--- Direction ---
In full and without alteration, repeat the material.

--- Start of Information provided ---

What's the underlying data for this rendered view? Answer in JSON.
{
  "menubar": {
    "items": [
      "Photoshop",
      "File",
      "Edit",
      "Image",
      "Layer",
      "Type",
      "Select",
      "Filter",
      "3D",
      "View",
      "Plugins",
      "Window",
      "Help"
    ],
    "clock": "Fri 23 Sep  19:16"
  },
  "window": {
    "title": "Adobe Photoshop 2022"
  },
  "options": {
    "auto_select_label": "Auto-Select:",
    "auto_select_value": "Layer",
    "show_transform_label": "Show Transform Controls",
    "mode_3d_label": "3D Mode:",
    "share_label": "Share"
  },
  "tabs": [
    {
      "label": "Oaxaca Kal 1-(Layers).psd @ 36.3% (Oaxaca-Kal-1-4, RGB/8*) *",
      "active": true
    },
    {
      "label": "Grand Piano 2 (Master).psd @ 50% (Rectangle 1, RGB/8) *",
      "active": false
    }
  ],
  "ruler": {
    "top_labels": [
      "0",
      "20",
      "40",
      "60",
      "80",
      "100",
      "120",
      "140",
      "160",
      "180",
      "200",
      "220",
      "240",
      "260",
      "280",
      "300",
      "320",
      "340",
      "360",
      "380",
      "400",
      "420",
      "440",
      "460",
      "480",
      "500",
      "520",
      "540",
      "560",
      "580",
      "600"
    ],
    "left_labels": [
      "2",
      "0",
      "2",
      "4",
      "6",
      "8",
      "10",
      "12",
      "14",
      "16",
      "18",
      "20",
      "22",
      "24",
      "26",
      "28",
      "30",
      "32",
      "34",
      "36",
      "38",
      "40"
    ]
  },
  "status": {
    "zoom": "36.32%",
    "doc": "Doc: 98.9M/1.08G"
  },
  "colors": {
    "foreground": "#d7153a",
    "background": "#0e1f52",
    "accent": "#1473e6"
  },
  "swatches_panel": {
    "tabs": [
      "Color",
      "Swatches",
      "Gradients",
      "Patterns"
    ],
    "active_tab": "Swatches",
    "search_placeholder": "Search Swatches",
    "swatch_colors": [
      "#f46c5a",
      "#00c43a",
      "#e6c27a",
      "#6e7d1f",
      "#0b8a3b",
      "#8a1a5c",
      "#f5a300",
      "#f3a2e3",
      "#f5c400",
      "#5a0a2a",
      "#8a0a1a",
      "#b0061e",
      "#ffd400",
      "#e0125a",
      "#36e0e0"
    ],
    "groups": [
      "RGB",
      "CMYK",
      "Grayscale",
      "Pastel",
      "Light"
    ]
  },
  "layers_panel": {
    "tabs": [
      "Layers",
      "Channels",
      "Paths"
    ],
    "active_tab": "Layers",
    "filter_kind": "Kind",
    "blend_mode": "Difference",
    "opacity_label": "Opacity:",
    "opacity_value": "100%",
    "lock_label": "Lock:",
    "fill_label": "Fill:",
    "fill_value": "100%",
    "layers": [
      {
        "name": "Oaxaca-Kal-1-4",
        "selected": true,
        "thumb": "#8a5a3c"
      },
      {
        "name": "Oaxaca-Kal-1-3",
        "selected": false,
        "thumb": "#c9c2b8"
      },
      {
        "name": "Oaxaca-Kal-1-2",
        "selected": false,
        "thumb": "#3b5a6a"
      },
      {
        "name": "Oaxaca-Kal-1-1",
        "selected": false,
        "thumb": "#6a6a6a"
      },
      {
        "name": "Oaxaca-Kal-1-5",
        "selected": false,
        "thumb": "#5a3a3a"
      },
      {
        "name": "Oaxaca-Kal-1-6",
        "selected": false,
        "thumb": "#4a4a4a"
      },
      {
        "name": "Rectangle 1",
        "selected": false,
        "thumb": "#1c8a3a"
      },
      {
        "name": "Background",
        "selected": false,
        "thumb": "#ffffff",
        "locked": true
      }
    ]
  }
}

--- End of Information provided ---

--- Completed exercise ---
What's the underlying data for this rendered view? Answer in JSON.
{
  "menubar": {
    "items": [
      "Photoshop",
      "File",
      "Edit",
      "Image",
      "Layer",
      "Type",
      "Select",
      "Filter",
      "3D",
      "View",
      "Plugins",
      "Window",
      "Help"
    ],
    "clock": "Fri 23 Sep  19:16"
  },
  "window": {
    "title": "Adobe Photoshop 2022"
  },
  "options": {
    "auto_select_label": "Auto-Select:",
    "auto_select_value": "Layer",
    "show_transform_label": "Show Transform Controls",
    "mode_3d_label": "3D Mode:",
    "share_label": "Share"
  },
  "tabs": [
    {
      "label": "Oaxaca Kal 1-(Layers).psd @ 36.3% (Oaxaca-Kal-1-4, RGB/8*) *",
      "active": true
    },
    {
      "label": "Grand Piano 2 (Master).psd @ 50% (Rectangle 1, RGB/8) *",
      "active": false
    }
  ],
  "ruler": {
    "top_labels": [
      "0",
      "20",
      "40",
      "60",
      "80",
      "100",
      "120",
      "140",
      "160",
      "180",
      "200",
      "220",
      "240",
      "260",
      "280",
      "300",
      "320",
      "340",
      "360",
      "380",
      "400",
      "420",
      "440",
      "460",
      "480",
      "500",
      "520",
      "540",
      "560",
      "580",
      "600"
    ],
    "left_labels": [
      "2",
      "0",
      "2",
      "4",
      "6",
      "8",
      "10",
      "12",
      "14",
      "16",
      "18",
      "20",
      "22",
      "24",
      "26",
      "28",
      "30",
      "32",
      "34",
      "36",
      "38",
      "40"
    ]
  },
  "status": {
    "zoom": "36.32%",
    "doc": "Doc: 98.9M/1.08G"
  },
  "colors": {
    "foreground": "#d7153a",
    "background": "#0e1f52",
    "accent": "#1473e6"
  },
  "swatches_panel": {
    "tabs": [
      "Color",
      "Swatches",
      "Gradients",
      "Patterns"
    ],
    "active_tab": "Swatches",
    "search_placeholder": "Search Swatches",
    "swatch_colors": [
      "#f46c5a",
      "#00c43a",
      "#e6c27a",
      "#6e7d1f",
      "#0b8a3b",
      "#8a1a5c",
      "#f5a300",
      "#f3a2e3",
      "#f5c400",
      "#5a0a2a",
      "#8a0a1a",
      "#b0061e",
      "#ffd400",
      "#e0125a",
      "#36e0e0"
    ],
    "groups": [
      "RGB",
      "CMYK",
      "Grayscale",
      "Pastel",
      "Light"
    ]
  },
  "layers_panel": {
    "tabs": [
      "Layers",
      "Channels",
      "Paths"
    ],
    "active_tab": "Layers",
    "filter_kind": "Kind",
    "blend_mode": "Difference",
    "opacity_label": "Opacity:",
    "opacity_value": "100%",
    "lock_label": "Lock:",
    "fill_label": "Fill:",
    "fill_value": "100%",
    "layers": [
      {
        "name": "Oaxaca-Kal-1-4",
        "selected": true,
        "thumb": "#8a5a3c"
      },
      {
        "name": "Oaxaca-Kal-1-3",
        "selected": false,
        "thumb": "#c9c2b8"
      },
      {
        "name": "Oaxaca-Kal-1-2",
        "selected": false,
        "thumb": "#3b5a6a"
      },
      {
        "name": "Oaxaca-Kal-1-1",
        "selected": false,
        "thumb": "#6a6a6a"
      },
      {
        "name": "Oaxaca-Kal-1-5",
        "selected": false,
        "thumb": "#5a3a3a"
      },
      {
        "name": "Oaxaca-Kal-1-6",
        "selected": false,
        "thumb": "#4a4a4a"
      },
      {
        "name": "Rectangle 1",
        "selected": false,
        "thumb": "#1c8a3a"
      },
      {
        "name": "Background",
        "selected": false,
        "thumb": "#ffffff",
        "locked": true
      }
    ]
  }
}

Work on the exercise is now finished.